* [What you should do]
Copy each line where the word "риска" occurs.

· · ·

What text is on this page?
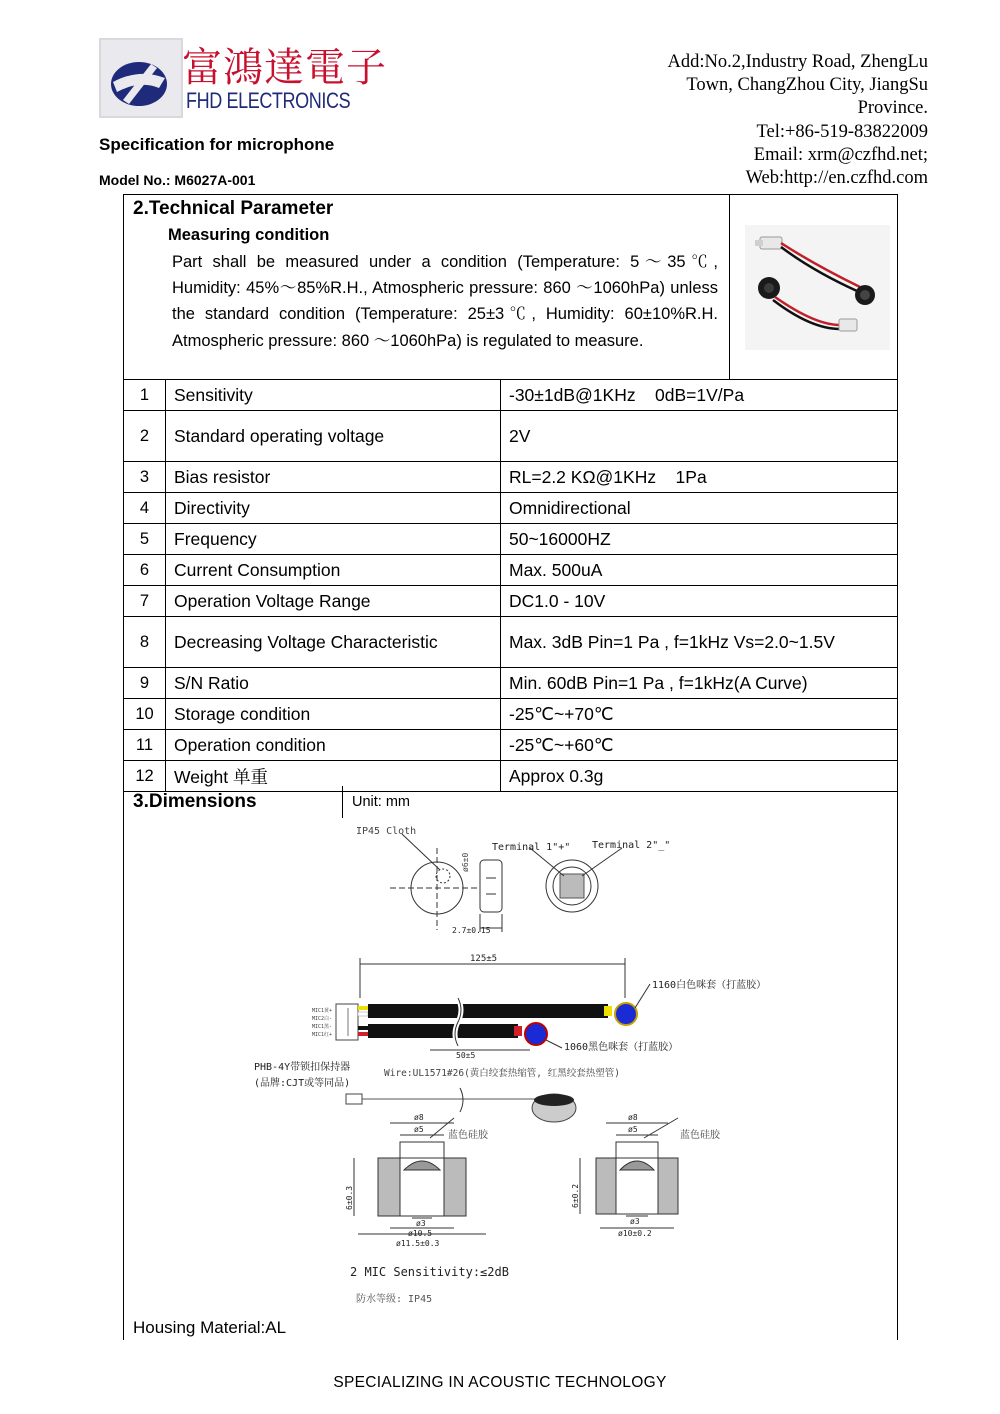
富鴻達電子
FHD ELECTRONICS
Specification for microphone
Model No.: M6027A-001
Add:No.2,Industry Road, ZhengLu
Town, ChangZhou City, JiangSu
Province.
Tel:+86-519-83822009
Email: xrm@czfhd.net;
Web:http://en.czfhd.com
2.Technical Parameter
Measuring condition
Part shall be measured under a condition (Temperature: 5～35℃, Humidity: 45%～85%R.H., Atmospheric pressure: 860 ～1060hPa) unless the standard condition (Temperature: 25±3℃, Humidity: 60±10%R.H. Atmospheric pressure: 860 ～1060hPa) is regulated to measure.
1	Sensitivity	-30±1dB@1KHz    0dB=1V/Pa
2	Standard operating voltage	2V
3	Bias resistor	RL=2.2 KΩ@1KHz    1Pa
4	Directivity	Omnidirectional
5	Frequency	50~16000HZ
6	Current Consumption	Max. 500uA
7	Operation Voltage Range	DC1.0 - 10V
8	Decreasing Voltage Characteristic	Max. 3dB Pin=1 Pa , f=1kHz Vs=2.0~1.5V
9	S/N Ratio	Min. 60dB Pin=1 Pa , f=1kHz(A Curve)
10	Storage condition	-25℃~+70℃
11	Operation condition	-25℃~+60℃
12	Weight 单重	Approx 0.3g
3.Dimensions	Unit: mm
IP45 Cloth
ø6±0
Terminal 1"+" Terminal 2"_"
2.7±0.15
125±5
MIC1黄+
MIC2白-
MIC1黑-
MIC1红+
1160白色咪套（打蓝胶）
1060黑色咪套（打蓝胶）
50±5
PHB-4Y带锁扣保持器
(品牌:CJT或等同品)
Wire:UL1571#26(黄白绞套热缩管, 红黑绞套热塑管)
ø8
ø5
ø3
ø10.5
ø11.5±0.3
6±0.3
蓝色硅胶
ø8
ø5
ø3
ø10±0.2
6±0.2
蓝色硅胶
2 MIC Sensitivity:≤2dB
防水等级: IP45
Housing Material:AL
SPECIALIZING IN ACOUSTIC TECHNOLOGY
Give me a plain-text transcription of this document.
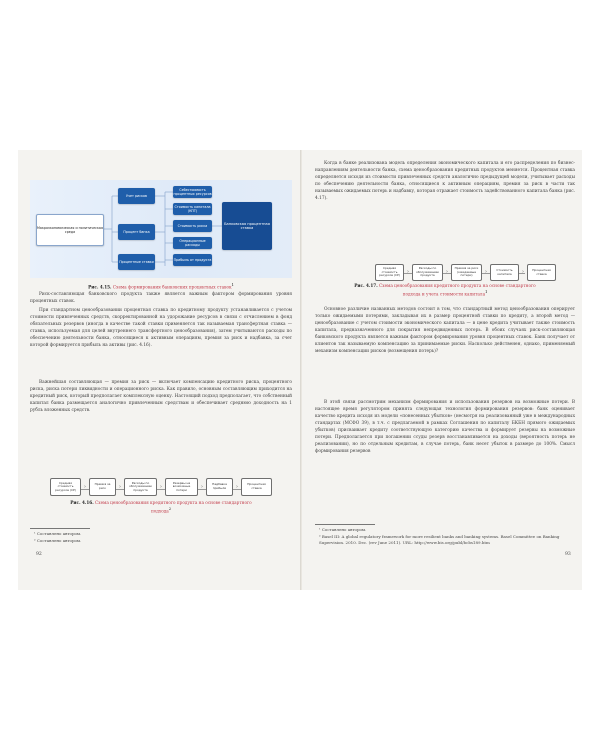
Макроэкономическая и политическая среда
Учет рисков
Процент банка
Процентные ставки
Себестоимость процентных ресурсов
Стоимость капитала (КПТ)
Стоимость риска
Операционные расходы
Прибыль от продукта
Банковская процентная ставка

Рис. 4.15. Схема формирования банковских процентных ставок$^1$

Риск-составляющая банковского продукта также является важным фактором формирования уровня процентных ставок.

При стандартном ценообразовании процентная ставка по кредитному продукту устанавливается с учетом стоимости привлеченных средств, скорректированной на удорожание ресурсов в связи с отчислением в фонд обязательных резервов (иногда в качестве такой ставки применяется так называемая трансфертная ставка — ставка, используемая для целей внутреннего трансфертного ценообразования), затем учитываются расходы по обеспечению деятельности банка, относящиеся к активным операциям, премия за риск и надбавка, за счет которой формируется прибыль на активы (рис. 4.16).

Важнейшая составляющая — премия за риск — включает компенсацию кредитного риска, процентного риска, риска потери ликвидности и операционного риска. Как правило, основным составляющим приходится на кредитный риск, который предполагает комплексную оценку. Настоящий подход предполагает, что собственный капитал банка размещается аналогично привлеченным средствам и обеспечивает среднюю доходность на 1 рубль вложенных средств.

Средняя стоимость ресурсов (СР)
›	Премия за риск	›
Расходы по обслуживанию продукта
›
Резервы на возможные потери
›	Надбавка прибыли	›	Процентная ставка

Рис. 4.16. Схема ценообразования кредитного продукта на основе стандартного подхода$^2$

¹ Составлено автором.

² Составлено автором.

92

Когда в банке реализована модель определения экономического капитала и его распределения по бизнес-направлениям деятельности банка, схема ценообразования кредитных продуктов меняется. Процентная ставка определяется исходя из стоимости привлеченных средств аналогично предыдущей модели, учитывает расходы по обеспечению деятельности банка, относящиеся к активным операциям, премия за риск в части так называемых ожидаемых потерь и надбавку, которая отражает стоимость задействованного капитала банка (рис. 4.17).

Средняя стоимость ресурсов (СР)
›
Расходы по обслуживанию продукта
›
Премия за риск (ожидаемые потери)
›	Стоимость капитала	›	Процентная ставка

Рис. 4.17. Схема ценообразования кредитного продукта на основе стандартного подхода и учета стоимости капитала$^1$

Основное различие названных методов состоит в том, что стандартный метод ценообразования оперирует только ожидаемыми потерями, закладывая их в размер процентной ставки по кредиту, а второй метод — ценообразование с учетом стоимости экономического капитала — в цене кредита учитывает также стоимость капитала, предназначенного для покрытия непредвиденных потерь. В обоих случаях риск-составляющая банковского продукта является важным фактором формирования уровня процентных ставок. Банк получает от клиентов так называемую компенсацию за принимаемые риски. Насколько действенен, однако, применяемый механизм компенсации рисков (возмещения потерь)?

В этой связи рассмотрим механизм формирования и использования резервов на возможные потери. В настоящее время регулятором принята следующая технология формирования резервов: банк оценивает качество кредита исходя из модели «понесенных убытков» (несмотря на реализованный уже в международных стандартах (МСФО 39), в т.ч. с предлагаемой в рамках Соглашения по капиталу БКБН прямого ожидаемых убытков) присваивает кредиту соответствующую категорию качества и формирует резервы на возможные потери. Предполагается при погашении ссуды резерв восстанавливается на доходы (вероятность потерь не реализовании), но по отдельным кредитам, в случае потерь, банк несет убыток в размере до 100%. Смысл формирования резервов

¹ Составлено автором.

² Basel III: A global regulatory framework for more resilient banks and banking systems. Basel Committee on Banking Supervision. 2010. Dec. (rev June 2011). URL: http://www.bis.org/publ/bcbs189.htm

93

· · ·

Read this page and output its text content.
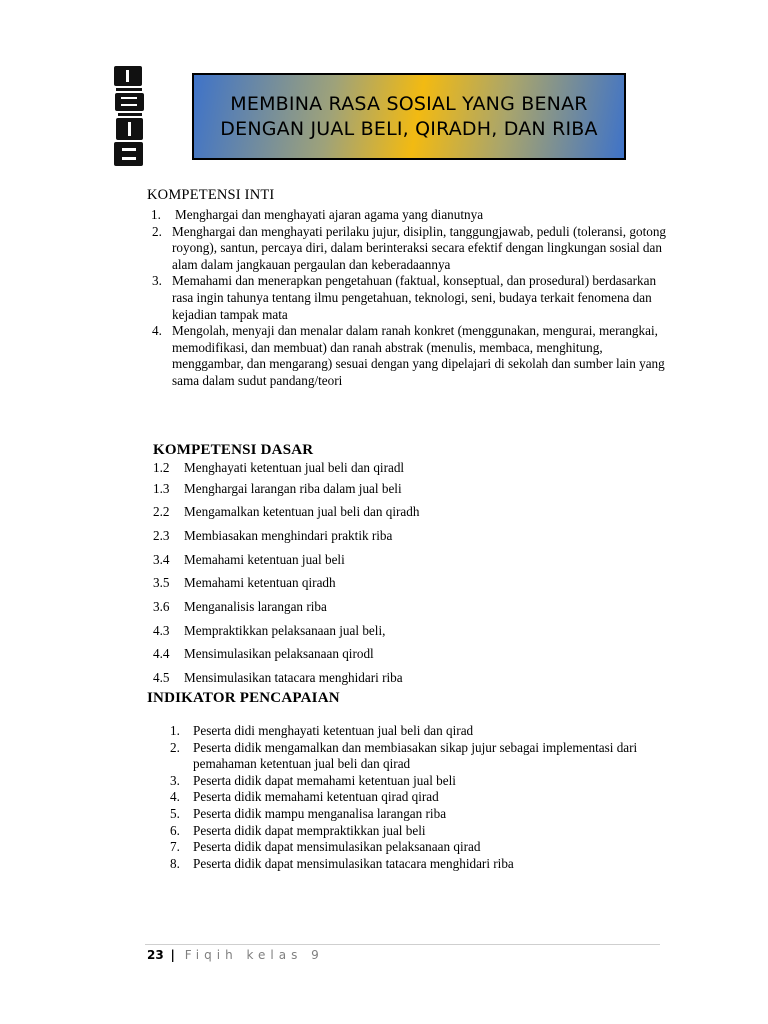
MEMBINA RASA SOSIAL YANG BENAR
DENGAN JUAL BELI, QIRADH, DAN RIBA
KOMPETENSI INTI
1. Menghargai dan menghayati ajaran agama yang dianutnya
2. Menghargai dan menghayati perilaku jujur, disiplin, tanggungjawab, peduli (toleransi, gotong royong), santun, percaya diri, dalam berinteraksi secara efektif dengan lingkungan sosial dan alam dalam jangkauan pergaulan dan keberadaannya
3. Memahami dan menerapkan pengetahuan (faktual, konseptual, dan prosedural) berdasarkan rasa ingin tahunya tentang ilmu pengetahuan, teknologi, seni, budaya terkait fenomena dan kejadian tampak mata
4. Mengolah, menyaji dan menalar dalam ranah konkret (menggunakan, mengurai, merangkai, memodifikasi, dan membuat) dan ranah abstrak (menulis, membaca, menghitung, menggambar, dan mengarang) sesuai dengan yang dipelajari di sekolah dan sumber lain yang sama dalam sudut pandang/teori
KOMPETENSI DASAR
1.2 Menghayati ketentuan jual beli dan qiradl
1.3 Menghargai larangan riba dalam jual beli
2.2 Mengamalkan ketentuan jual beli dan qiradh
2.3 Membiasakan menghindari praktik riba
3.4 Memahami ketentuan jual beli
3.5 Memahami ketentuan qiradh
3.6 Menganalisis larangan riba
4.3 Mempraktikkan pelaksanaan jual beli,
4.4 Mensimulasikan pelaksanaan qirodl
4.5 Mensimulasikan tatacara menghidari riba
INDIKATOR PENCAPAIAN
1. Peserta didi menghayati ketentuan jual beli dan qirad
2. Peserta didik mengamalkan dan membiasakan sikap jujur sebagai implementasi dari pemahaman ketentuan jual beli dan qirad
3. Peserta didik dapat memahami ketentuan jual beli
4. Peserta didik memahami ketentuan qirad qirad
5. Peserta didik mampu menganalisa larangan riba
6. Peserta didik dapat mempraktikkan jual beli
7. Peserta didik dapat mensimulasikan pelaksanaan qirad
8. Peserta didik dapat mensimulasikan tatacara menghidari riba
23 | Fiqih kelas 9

· · ·

* [Final result]
Стоимость риска
Важнейшая составляющая — премия за риск — включает компенсацию кредитного риска, процентного риска, риска потери ликвидности и операционного риска. Как правило, основным составляющим приходится на кредитный риск, который предполагает комплексную оценку. Настоящий подход предполагает, что собственный капитал банка размещается аналогично привлеченным средствам и обеспечивает среднюю доходность на 1 рубль вложенных средств.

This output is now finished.